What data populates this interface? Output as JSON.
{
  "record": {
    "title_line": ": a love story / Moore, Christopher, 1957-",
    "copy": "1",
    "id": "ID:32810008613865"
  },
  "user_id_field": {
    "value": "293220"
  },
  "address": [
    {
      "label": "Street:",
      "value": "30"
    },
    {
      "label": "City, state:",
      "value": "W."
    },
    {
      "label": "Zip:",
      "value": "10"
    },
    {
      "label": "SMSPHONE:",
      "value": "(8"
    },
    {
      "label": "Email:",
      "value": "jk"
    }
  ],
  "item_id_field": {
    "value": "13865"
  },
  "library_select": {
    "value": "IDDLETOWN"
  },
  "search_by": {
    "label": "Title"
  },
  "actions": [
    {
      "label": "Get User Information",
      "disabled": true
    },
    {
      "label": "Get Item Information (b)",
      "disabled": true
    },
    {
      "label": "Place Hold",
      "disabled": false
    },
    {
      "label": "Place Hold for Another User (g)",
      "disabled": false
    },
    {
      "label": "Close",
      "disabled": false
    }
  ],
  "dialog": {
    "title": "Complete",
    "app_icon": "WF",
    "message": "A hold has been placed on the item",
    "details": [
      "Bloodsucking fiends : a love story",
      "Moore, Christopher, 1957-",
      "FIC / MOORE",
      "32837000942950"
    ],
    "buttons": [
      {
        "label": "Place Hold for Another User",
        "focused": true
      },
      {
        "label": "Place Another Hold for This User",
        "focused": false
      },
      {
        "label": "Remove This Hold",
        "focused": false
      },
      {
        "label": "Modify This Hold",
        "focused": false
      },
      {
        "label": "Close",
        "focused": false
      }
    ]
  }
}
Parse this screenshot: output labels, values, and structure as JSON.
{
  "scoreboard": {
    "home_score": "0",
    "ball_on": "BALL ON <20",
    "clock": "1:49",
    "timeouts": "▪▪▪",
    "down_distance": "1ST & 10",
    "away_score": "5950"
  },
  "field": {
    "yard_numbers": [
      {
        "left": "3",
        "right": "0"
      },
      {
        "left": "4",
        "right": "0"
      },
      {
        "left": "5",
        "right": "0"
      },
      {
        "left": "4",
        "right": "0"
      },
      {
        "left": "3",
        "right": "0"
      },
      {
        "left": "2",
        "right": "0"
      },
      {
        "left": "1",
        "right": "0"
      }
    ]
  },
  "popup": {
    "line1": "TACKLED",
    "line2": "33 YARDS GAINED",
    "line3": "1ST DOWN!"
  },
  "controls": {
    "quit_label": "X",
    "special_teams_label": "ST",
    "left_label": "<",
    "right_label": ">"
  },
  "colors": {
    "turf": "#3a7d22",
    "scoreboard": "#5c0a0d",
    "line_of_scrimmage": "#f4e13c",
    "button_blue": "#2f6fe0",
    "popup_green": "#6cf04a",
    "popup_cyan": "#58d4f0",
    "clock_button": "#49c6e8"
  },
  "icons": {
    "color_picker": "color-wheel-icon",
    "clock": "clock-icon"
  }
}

Problem requirements →
Return all of the data precisely as it appears.

The output →
What data populates this interface? Output as JSON.
{
  "record": {
    "title_line": ": a love story / Moore, Christopher, 1957-",
    "copy": "1",
    "id": "ID:32810008613865"
  },
  "user_id_field": {
    "value": "293220"
  },
  "address": [
    {
      "label": "Street:",
      "value": "30"
    },
    {
      "label": "City, state:",
      "value": "W."
    },
    {
      "label": "Zip:",
      "value": "10"
    },
    {
      "label": "SMSPHONE:",
      "value": "(8"
    },
    {
      "label": "Email:",
      "value": "jk"
    }
  ],
  "item_id_field": {
    "value": "13865"
  },
  "library_select": {
    "value": "IDDLETOWN"
  },
  "search_by": {
    "label": "Title"
  },
  "actions": [
    {
      "label": "Get User Information",
      "disabled": true
    },
    {
      "label": "Get Item Information (b)",
      "disabled": true
    },
    {
      "label": "Place Hold",
      "disabled": false
    },
    {
      "label": "Place Hold for Another User (g)",
      "disabled": false
    },
    {
      "label": "Close",
      "disabled": false
    }
  ],
  "dialog": {
    "title": "Complete",
    "app_icon": "WF",
    "message": "A hold has been placed on the item",
    "details": [
      "Bloodsucking fiends : a love story",
      "Moore, Christopher, 1957-",
      "FIC / MOORE",
      "32837000942950"
    ],
    "buttons": [
      {
        "label": "Place Hold for Another User",
        "focused": true
      },
      {
        "label": "Place Another Hold for This User",
        "focused": false
      },
      {
        "label": "Remove This Hold",
        "focused": false
      },
      {
        "label": "Modify This Hold",
        "focused": false
      },
      {
        "label": "Close",
        "focused": false
      }
    ]
  }
}
Parse this screenshot: output labels, values, and structure as JSON.
{
  "scoreboard": {
    "home_score": "0",
    "ball_on": "BALL ON <20",
    "clock": "1:49",
    "timeouts": "▪▪▪",
    "down_distance": "1ST & 10",
    "away_score": "5950"
  },
  "field": {
    "yard_numbers": [
      {
        "left": "3",
        "right": "0"
      },
      {
        "left": "4",
        "right": "0"
      },
      {
        "left": "5",
        "right": "0"
      },
      {
        "left": "4",
        "right": "0"
      },
      {
        "left": "3",
        "right": "0"
      },
      {
        "left": "2",
        "right": "0"
      },
      {
        "left": "1",
        "right": "0"
      }
    ]
  },
  "popup": {
    "line1": "TACKLED",
    "line2": "33 YARDS GAINED",
    "line3": "1ST DOWN!"
  },
  "controls": {
    "quit_label": "X",
    "special_teams_label": "ST",
    "left_label": "<",
    "right_label": ">"
  },
  "colors": {
    "turf": "#3a7d22",
    "scoreboard": "#5c0a0d",
    "line_of_scrimmage": "#f4e13c",
    "button_blue": "#2f6fe0",
    "popup_green": "#6cf04a",
    "popup_cyan": "#58d4f0",
    "clock_button": "#49c6e8"
  },
  "icons": {
    "color_picker": "color-wheel-icon",
    "clock": "clock-icon"
  }
}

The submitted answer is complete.